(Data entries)
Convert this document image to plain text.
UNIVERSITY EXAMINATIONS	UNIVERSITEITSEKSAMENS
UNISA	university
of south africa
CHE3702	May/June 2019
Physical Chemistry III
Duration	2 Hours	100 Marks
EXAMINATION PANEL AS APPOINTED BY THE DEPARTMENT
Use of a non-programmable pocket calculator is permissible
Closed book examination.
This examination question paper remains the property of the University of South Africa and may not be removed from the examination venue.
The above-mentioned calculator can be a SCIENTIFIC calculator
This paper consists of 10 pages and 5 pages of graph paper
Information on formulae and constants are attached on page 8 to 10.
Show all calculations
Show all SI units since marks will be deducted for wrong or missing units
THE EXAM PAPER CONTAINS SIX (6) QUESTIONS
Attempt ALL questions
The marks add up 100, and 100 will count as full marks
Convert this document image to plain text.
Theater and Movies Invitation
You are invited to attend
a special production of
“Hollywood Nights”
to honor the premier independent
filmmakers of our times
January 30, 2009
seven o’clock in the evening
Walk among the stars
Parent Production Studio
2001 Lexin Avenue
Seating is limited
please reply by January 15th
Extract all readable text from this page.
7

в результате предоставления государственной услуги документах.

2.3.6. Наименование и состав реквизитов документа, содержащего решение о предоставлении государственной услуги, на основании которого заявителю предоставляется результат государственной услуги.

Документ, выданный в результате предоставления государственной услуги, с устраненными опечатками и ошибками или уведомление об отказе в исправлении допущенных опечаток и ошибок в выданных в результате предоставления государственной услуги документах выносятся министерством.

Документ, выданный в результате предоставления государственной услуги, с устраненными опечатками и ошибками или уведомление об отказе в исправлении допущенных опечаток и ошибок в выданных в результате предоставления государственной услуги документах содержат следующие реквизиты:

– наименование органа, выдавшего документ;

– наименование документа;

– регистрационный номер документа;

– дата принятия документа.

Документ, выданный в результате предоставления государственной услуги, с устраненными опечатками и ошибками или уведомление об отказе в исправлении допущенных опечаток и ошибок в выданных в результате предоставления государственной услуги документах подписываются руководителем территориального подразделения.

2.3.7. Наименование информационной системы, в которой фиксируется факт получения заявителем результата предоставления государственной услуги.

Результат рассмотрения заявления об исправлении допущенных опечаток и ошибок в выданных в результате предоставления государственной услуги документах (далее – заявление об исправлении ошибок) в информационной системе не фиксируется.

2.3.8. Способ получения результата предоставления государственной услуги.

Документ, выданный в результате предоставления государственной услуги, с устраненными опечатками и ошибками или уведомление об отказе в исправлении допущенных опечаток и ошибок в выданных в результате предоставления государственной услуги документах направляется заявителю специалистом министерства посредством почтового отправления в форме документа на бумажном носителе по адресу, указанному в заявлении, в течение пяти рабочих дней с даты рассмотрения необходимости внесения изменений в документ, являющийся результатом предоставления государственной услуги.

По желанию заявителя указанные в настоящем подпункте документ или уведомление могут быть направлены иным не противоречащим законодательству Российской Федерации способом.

▶ [What you are asked to do] Find the word "ошибками" in the material, then list each line that holds it.

▶ [The response]
Документ, выданный в результате предоставления государственной услуги, с устраненными опечатками и ошибками или уведомление об отказе в исправлении допущенных опечаток и ошибок в выданных в результате предоставления государственной услуги документах выносятся министерством.
Документ, выданный в результате предоставления государственной услуги, с устраненными опечатками и ошибками или уведомление об отказе в исправлении допущенных опечаток и ошибок в выданных в результате предоставления государственной услуги документах содержат следующие реквизиты:
Документ, выданный в результате предоставления государственной услуги, с устраненными опечатками и ошибками или уведомление об отказе в исправлении допущенных опечаток и ошибок в выданных в результате предоставления государственной услуги документах подписываются руководителем территориального подразделения.
Документ, выданный в результате предоставления государственной услуги, с устраненными опечатками и ошибками или уведомление об отказе в исправлении допущенных опечаток и ошибок в выданных в результате предоставления государственной услуги документах направляется заявителю специалистом министерства посредством почтового отправления в форме документа на бумажном носителе по адресу, указанному в заявлении, в течение пяти рабочих дней с даты рассмотрения необходимости внесения изменений в документ, являющийся результатом предоставления государственной услуги.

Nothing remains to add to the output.